▸ REQUIRED TASK
Return the records, each one exactly as written.
____
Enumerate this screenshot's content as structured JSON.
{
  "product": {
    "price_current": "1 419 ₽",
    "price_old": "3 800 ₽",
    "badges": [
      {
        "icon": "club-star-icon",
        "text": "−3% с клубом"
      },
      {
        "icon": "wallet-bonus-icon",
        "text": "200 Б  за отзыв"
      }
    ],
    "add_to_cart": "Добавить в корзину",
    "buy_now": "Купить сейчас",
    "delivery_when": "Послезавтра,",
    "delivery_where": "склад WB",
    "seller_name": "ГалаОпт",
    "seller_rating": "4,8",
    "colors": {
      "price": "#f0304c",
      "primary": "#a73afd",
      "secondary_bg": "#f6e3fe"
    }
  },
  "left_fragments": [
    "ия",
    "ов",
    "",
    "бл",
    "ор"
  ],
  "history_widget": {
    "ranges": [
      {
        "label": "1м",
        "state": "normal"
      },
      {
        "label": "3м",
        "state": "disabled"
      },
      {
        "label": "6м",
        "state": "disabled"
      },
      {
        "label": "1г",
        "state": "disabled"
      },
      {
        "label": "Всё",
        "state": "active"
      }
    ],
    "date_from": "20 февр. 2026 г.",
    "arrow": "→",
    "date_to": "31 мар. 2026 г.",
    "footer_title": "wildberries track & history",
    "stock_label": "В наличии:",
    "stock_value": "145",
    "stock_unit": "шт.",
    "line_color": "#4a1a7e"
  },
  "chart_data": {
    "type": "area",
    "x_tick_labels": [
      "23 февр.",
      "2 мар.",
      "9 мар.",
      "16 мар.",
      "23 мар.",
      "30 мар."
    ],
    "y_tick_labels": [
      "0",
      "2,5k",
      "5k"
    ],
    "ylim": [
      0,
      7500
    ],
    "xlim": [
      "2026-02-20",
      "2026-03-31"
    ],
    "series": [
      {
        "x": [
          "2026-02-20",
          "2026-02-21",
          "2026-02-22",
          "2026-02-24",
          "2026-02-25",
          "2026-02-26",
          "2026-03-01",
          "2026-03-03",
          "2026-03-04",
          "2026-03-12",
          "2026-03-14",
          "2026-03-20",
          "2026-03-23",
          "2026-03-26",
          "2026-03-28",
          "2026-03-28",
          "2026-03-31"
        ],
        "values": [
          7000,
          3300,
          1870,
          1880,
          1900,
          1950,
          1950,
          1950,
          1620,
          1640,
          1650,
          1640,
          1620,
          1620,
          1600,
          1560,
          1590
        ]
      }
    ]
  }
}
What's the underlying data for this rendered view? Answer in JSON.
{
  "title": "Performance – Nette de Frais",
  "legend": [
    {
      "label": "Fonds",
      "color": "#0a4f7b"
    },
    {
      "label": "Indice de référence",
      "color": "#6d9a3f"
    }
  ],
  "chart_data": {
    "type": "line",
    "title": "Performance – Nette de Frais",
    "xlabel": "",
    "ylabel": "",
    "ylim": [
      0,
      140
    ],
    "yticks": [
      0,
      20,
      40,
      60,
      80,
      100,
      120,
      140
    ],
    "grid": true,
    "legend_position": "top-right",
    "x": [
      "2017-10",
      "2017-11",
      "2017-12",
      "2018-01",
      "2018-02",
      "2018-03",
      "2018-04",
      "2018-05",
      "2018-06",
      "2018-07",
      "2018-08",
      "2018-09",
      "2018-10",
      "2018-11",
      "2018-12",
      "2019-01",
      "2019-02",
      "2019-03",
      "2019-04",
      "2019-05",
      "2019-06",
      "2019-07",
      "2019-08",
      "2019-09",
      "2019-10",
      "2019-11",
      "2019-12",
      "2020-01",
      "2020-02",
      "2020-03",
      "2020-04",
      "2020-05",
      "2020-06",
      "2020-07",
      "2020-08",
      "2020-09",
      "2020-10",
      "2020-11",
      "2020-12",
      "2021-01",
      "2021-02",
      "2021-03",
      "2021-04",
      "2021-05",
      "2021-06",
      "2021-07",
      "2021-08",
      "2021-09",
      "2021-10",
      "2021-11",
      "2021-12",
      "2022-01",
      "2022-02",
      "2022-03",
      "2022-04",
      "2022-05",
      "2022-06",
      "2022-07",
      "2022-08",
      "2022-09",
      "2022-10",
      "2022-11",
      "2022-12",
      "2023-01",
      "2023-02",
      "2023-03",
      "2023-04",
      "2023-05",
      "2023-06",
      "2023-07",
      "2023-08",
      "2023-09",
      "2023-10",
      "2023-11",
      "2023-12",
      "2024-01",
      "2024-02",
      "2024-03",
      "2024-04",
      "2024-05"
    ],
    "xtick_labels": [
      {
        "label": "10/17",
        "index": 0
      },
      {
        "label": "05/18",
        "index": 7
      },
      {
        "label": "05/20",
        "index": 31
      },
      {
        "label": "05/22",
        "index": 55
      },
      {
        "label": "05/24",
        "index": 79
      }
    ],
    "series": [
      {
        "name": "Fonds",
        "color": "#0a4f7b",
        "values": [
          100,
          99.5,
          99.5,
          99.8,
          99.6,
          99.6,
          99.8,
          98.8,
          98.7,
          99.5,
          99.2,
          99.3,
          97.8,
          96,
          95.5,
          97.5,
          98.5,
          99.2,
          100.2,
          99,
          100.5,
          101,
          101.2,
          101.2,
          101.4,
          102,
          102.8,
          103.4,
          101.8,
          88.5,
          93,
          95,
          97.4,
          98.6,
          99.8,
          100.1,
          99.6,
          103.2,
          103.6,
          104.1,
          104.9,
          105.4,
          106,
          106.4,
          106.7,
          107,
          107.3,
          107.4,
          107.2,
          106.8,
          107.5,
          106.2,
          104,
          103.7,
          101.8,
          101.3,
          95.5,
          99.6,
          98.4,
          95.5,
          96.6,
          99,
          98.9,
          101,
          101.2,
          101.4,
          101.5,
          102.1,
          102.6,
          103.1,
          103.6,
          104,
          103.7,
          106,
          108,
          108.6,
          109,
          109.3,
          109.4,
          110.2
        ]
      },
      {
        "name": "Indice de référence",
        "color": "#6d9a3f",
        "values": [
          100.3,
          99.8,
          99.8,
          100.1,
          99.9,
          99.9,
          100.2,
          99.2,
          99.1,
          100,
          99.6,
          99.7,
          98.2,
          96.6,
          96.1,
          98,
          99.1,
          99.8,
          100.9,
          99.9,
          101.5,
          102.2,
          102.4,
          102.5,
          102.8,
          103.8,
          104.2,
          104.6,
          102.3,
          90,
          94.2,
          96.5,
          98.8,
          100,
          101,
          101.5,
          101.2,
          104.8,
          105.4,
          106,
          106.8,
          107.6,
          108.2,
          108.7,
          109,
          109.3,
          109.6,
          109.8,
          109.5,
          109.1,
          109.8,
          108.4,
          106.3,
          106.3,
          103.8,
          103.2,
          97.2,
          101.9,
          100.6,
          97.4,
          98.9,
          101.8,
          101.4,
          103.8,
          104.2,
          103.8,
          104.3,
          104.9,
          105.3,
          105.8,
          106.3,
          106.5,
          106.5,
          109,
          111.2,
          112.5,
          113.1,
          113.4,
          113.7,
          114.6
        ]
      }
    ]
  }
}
____
▸ FINISHED EXERCISE
Enumerate this screenshot's content as structured JSON.
{
  "product": {
    "price_current": "1 419 ₽",
    "price_old": "3 800 ₽",
    "badges": [
      {
        "icon": "club-star-icon",
        "text": "−3% с клубом"
      },
      {
        "icon": "wallet-bonus-icon",
        "text": "200 Б  за отзыв"
      }
    ],
    "add_to_cart": "Добавить в корзину",
    "buy_now": "Купить сейчас",
    "delivery_when": "Послезавтра,",
    "delivery_where": "склад WB",
    "seller_name": "ГалаОпт",
    "seller_rating": "4,8",
    "colors": {
      "price": "#f0304c",
      "primary": "#a73afd",
      "secondary_bg": "#f6e3fe"
    }
  },
  "left_fragments": [
    "ия",
    "ов",
    "",
    "бл",
    "ор"
  ],
  "history_widget": {
    "ranges": [
      {
        "label": "1м",
        "state": "normal"
      },
      {
        "label": "3м",
        "state": "disabled"
      },
      {
        "label": "6м",
        "state": "disabled"
      },
      {
        "label": "1г",
        "state": "disabled"
      },
      {
        "label": "Всё",
        "state": "active"
      }
    ],
    "date_from": "20 февр. 2026 г.",
    "arrow": "→",
    "date_to": "31 мар. 2026 г.",
    "footer_title": "wildberries track & history",
    "stock_label": "В наличии:",
    "stock_value": "145",
    "stock_unit": "шт.",
    "line_color": "#4a1a7e"
  },
  "chart_data": {
    "type": "area",
    "x_tick_labels": [
      "23 февр.",
      "2 мар.",
      "9 мар.",
      "16 мар.",
      "23 мар.",
      "30 мар."
    ],
    "y_tick_labels": [
      "0",
      "2,5k",
      "5k"
    ],
    "ylim": [
      0,
      7500
    ],
    "xlim": [
      "2026-02-20",
      "2026-03-31"
    ],
    "series": [
      {
        "x": [
          "2026-02-20",
          "2026-02-21",
          "2026-02-22",
          "2026-02-24",
          "2026-02-25",
          "2026-02-26",
          "2026-03-01",
          "2026-03-03",
          "2026-03-04",
          "2026-03-12",
          "2026-03-14",
          "2026-03-20",
          "2026-03-23",
          "2026-03-26",
          "2026-03-28",
          "2026-03-28",
          "2026-03-31"
        ],
        "values": [
          7000,
          3300,
          1870,
          1880,
          1900,
          1950,
          1950,
          1950,
          1620,
          1640,
          1650,
          1640,
          1620,
          1620,
          1600,
          1560,
          1590
        ]
      }
    ]
  }
}
What's the underlying data for this rendered view? Answer in JSON.
{
  "title": "Performance – Nette de Frais",
  "legend": [
    {
      "label": "Fonds",
      "color": "#0a4f7b"
    },
    {
      "label": "Indice de référence",
      "color": "#6d9a3f"
    }
  ],
  "chart_data": {
    "type": "line",
    "title": "Performance – Nette de Frais",
    "xlabel": "",
    "ylabel": "",
    "ylim": [
      0,
      140
    ],
    "yticks": [
      0,
      20,
      40,
      60,
      80,
      100,
      120,
      140
    ],
    "grid": true,
    "legend_position": "top-right",
    "x": [
      "2017-10",
      "2017-11",
      "2017-12",
      "2018-01",
      "2018-02",
      "2018-03",
      "2018-04",
      "2018-05",
      "2018-06",
      "2018-07",
      "2018-08",
      "2018-09",
      "2018-10",
      "2018-11",
      "2018-12",
      "2019-01",
      "2019-02",
      "2019-03",
      "2019-04",
      "2019-05",
      "2019-06",
      "2019-07",
      "2019-08",
      "2019-09",
      "2019-10",
      "2019-11",
      "2019-12",
      "2020-01",
      "2020-02",
      "2020-03",
      "2020-04",
      "2020-05",
      "2020-06",
      "2020-07",
      "2020-08",
      "2020-09",
      "2020-10",
      "2020-11",
      "2020-12",
      "2021-01",
      "2021-02",
      "2021-03",
      "2021-04",
      "2021-05",
      "2021-06",
      "2021-07",
      "2021-08",
      "2021-09",
      "2021-10",
      "2021-11",
      "2021-12",
      "2022-01",
      "2022-02",
      "2022-03",
      "2022-04",
      "2022-05",
      "2022-06",
      "2022-07",
      "2022-08",
      "2022-09",
      "2022-10",
      "2022-11",
      "2022-12",
      "2023-01",
      "2023-02",
      "2023-03",
      "2023-04",
      "2023-05",
      "2023-06",
      "2023-07",
      "2023-08",
      "2023-09",
      "2023-10",
      "2023-11",
      "2023-12",
      "2024-01",
      "2024-02",
      "2024-03",
      "2024-04",
      "2024-05"
    ],
    "xtick_labels": [
      {
        "label": "10/17",
        "index": 0
      },
      {
        "label": "05/18",
        "index": 7
      },
      {
        "label": "05/20",
        "index": 31
      },
      {
        "label": "05/22",
        "index": 55
      },
      {
        "label": "05/24",
        "index": 79
      }
    ],
    "series": [
      {
        "name": "Fonds",
        "color": "#0a4f7b",
        "values": [
          100,
          99.5,
          99.5,
          99.8,
          99.6,
          99.6,
          99.8,
          98.8,
          98.7,
          99.5,
          99.2,
          99.3,
          97.8,
          96,
          95.5,
          97.5,
          98.5,
          99.2,
          100.2,
          99,
          100.5,
          101,
          101.2,
          101.2,
          101.4,
          102,
          102.8,
          103.4,
          101.8,
          88.5,
          93,
          95,
          97.4,
          98.6,
          99.8,
          100.1,
          99.6,
          103.2,
          103.6,
          104.1,
          104.9,
          105.4,
          106,
          106.4,
          106.7,
          107,
          107.3,
          107.4,
          107.2,
          106.8,
          107.5,
          106.2,
          104,
          103.7,
          101.8,
          101.3,
          95.5,
          99.6,
          98.4,
          95.5,
          96.6,
          99,
          98.9,
          101,
          101.2,
          101.4,
          101.5,
          102.1,
          102.6,
          103.1,
          103.6,
          104,
          103.7,
          106,
          108,
          108.6,
          109,
          109.3,
          109.4,
          110.2
        ]
      },
      {
        "name": "Indice de référence",
        "color": "#6d9a3f",
        "values": [
          100.3,
          99.8,
          99.8,
          100.1,
          99.9,
          99.9,
          100.2,
          99.2,
          99.1,
          100,
          99.6,
          99.7,
          98.2,
          96.6,
          96.1,
          98,
          99.1,
          99.8,
          100.9,
          99.9,
          101.5,
          102.2,
          102.4,
          102.5,
          102.8,
          103.8,
          104.2,
          104.6,
          102.3,
          90,
          94.2,
          96.5,
          98.8,
          100,
          101,
          101.5,
          101.2,
          104.8,
          105.4,
          106,
          106.8,
          107.6,
          108.2,
          108.7,
          109,
          109.3,
          109.6,
          109.8,
          109.5,
          109.1,
          109.8,
          108.4,
          106.3,
          106.3,
          103.8,
          103.2,
          97.2,
          101.9,
          100.6,
          97.4,
          98.9,
          101.8,
          101.4,
          103.8,
          104.2,
          103.8,
          104.3,
          104.9,
          105.3,
          105.8,
          106.3,
          106.5,
          106.5,
          109,
          111.2,
          112.5,
          113.1,
          113.4,
          113.7,
          114.6
        ]
      }
    ]
  }
}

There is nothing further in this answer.